▸ **To be done**
The records below hold pictures; please leave those out and retype the rest exactly.

(Dataset items)

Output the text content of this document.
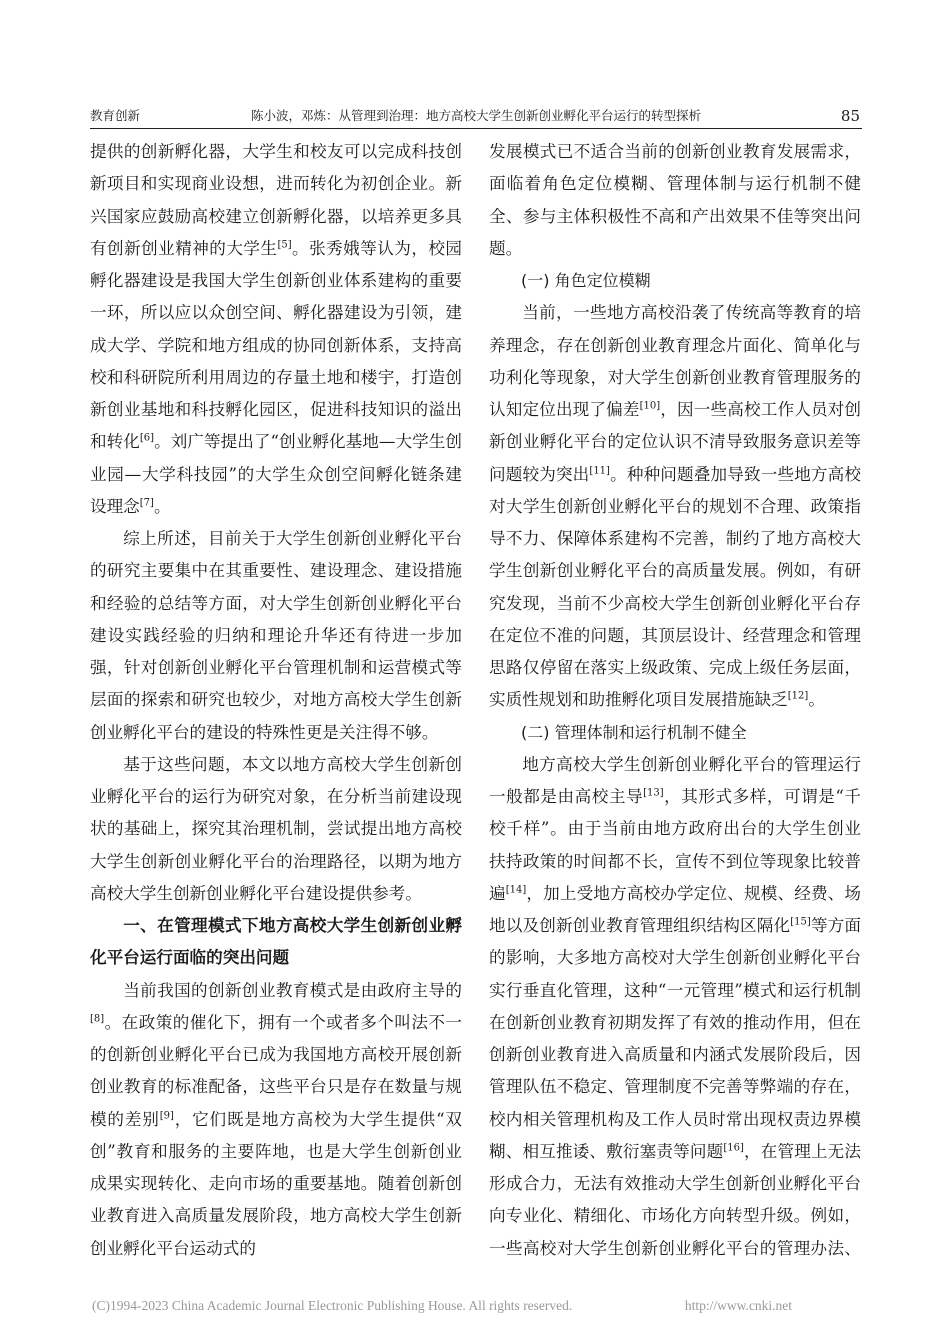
教育创新	陈小波，邓炼：从管理到治理：地方高校大学生创新创业孵化平台运行的转型探析	85

提供的创新孵化器，大学生和校友可以完成科技创新项目和实现商业设想，进而转化为初创企业。新兴国家应鼓励高校建立创新孵化器，以培养更多具有创新创业精神的大学生[5]。张秀娥等认为，校园孵化器建设是我国大学生创新创业体系建构的重要一环，所以应以众创空间、孵化器建设为引领，建成大学、学院和地方组成的协同创新体系，支持高校和科研院所利用周边的存量土地和楼宇，打造创新创业基地和科技孵化园区，促进科技知识的溢出和转化[6]。刘广等提出了“创业孵化基地—大学生创业园—大学科技园”的大学生众创空间孵化链条建设理念[7]。

综上所述，目前关于大学生创新创业孵化平台的研究主要集中在其重要性、建设理念、建设措施和经验的总结等方面，对大学生创新创业孵化平台建设实践经验的归纳和理论升华还有待进一步加强，针对创新创业孵化平台管理机制和运营模式等层面的探索和研究也较少，对地方高校大学生创新创业孵化平台的建设的特殊性更是关注得不够。

基于这些问题，本文以地方高校大学生创新创业孵化平台的运行为研究对象，在分析当前建设现状的基础上，探究其治理机制，尝试提出地方高校大学生创新创业孵化平台的治理路径，以期为地方高校大学生创新创业孵化平台建设提供参考。

一、在管理模式下地方高校大学生创新创业孵化平台运行面临的突出问题

当前我国的创新创业教育模式是由政府主导的 [8]。在政策的催化下，拥有一个或者多个叫法不一的创新创业孵化平台已成为我国地方高校开展创新创业教育的标准配备，这些平台只是存在数量与规模的差别[9]，它们既是地方高校为大学生提供“双创”教育和服务的主要阵地，也是大学生创新创业成果实现转化、走向市场的重要基地。随着创新创业教育进入高质量发展阶段，地方高校大学生创新创业孵化平台运动式的

发展模式已不适合当前的创新创业教育发展需求，面临着角色定位模糊、管理体制与运行机制不健全、参与主体积极性不高和产出效果不佳等突出问题。

(一) 角色定位模糊

当前，一些地方高校沿袭了传统高等教育的培养理念，存在创新创业教育理念片面化、简单化与功利化等现象，对大学生创新创业教育管理服务的认知定位出现了偏差[10]，因一些高校工作人员对创新创业孵化平台的定位认识不清导致服务意识差等问题较为突出[11]。种种问题叠加导致一些地方高校对大学生创新创业孵化平台的规划不合理、政策指导不力、保障体系建构不完善，制约了地方高校大学生创新创业孵化平台的高质量发展。例如，有研究发现，当前不少高校大学生创新创业孵化平台存在定位不准的问题，其顶层设计、经营理念和管理思路仅停留在落实上级政策、完成上级任务层面，实质性规划和助推孵化项目发展措施缺乏[12]。

(二) 管理体制和运行机制不健全

地方高校大学生创新创业孵化平台的管理运行一般都是由高校主导[13]，其形式多样，可谓是“千校千样”。由于当前由地方政府出台的大学生创业扶持政策的时间都不长，宣传不到位等现象比较普遍[14]，加上受地方高校办学定位、规模、经费、场地以及创新创业教育管理组织结构区隔化[15]等方面的影响，大多地方高校对大学生创新创业孵化平台实行垂直化管理，这种“一元管理”模式和运行机制在创新创业教育初期发挥了有效的推动作用，但在创新创业教育进入高质量和内涵式发展阶段后，因管理队伍不稳定、管理制度不完善等弊端的存在，校内相关管理机构及工作人员时常出现权责边界模糊、相互推诿、敷衍塞责等问题[16]，在管理上无法形成合力，无法有效推动大学生创新创业孵化平台向专业化、精细化、市场化方向转型升级。例如，一些高校对大学生创新创业孵化平台的管理办法、

(C)1994-2023 China Academic Journal Electronic Publishing House. All rights reserved.	http://www.cnki.net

▸ **Full response**
Output the text content of this document.
教育创新	陈小波，邓炼：从管理到治理：地方高校大学生创新创业孵化平台运行的转型探析	85

提供的创新孵化器，大学生和校友可以完成科技创新项目和实现商业设想，进而转化为初创企业。新兴国家应鼓励高校建立创新孵化器，以培养更多具有创新创业精神的大学生[5]。张秀娥等认为，校园孵化器建设是我国大学生创新创业体系建构的重要一环，所以应以众创空间、孵化器建设为引领，建成大学、学院和地方组成的协同创新体系，支持高校和科研院所利用周边的存量土地和楼宇，打造创新创业基地和科技孵化园区，促进科技知识的溢出和转化[6]。刘广等提出了“创业孵化基地—大学生创业园—大学科技园”的大学生众创空间孵化链条建设理念[7]。

综上所述，目前关于大学生创新创业孵化平台的研究主要集中在其重要性、建设理念、建设措施和经验的总结等方面，对大学生创新创业孵化平台建设实践经验的归纳和理论升华还有待进一步加强，针对创新创业孵化平台管理机制和运营模式等层面的探索和研究也较少，对地方高校大学生创新创业孵化平台的建设的特殊性更是关注得不够。

基于这些问题，本文以地方高校大学生创新创业孵化平台的运行为研究对象，在分析当前建设现状的基础上，探究其治理机制，尝试提出地方高校大学生创新创业孵化平台的治理路径，以期为地方高校大学生创新创业孵化平台建设提供参考。

一、在管理模式下地方高校大学生创新创业孵化平台运行面临的突出问题

当前我国的创新创业教育模式是由政府主导的 [8]。在政策的催化下，拥有一个或者多个叫法不一的创新创业孵化平台已成为我国地方高校开展创新创业教育的标准配备，这些平台只是存在数量与规模的差别[9]，它们既是地方高校为大学生提供“双创”教育和服务的主要阵地，也是大学生创新创业成果实现转化、走向市场的重要基地。随着创新创业教育进入高质量发展阶段，地方高校大学生创新创业孵化平台运动式的

发展模式已不适合当前的创新创业教育发展需求，面临着角色定位模糊、管理体制与运行机制不健全、参与主体积极性不高和产出效果不佳等突出问题。

(一) 角色定位模糊

当前，一些地方高校沿袭了传统高等教育的培养理念，存在创新创业教育理念片面化、简单化与功利化等现象，对大学生创新创业教育管理服务的认知定位出现了偏差[10]，因一些高校工作人员对创新创业孵化平台的定位认识不清导致服务意识差等问题较为突出[11]。种种问题叠加导致一些地方高校对大学生创新创业孵化平台的规划不合理、政策指导不力、保障体系建构不完善，制约了地方高校大学生创新创业孵化平台的高质量发展。例如，有研究发现，当前不少高校大学生创新创业孵化平台存在定位不准的问题，其顶层设计、经营理念和管理思路仅停留在落实上级政策、完成上级任务层面，实质性规划和助推孵化项目发展措施缺乏[12]。

(二) 管理体制和运行机制不健全

地方高校大学生创新创业孵化平台的管理运行一般都是由高校主导[13]，其形式多样，可谓是“千校千样”。由于当前由地方政府出台的大学生创业扶持政策的时间都不长，宣传不到位等现象比较普遍[14]，加上受地方高校办学定位、规模、经费、场地以及创新创业教育管理组织结构区隔化[15]等方面的影响，大多地方高校对大学生创新创业孵化平台实行垂直化管理，这种“一元管理”模式和运行机制在创新创业教育初期发挥了有效的推动作用，但在创新创业教育进入高质量和内涵式发展阶段后，因管理队伍不稳定、管理制度不完善等弊端的存在，校内相关管理机构及工作人员时常出现权责边界模糊、相互推诿、敷衍塞责等问题[16]，在管理上无法形成合力，无法有效推动大学生创新创业孵化平台向专业化、精细化、市场化方向转型升级。例如，一些高校对大学生创新创业孵化平台的管理办法、

(C)1994-2023 China Academic Journal Electronic Publishing House. All rights reserved.	http://www.cnki.net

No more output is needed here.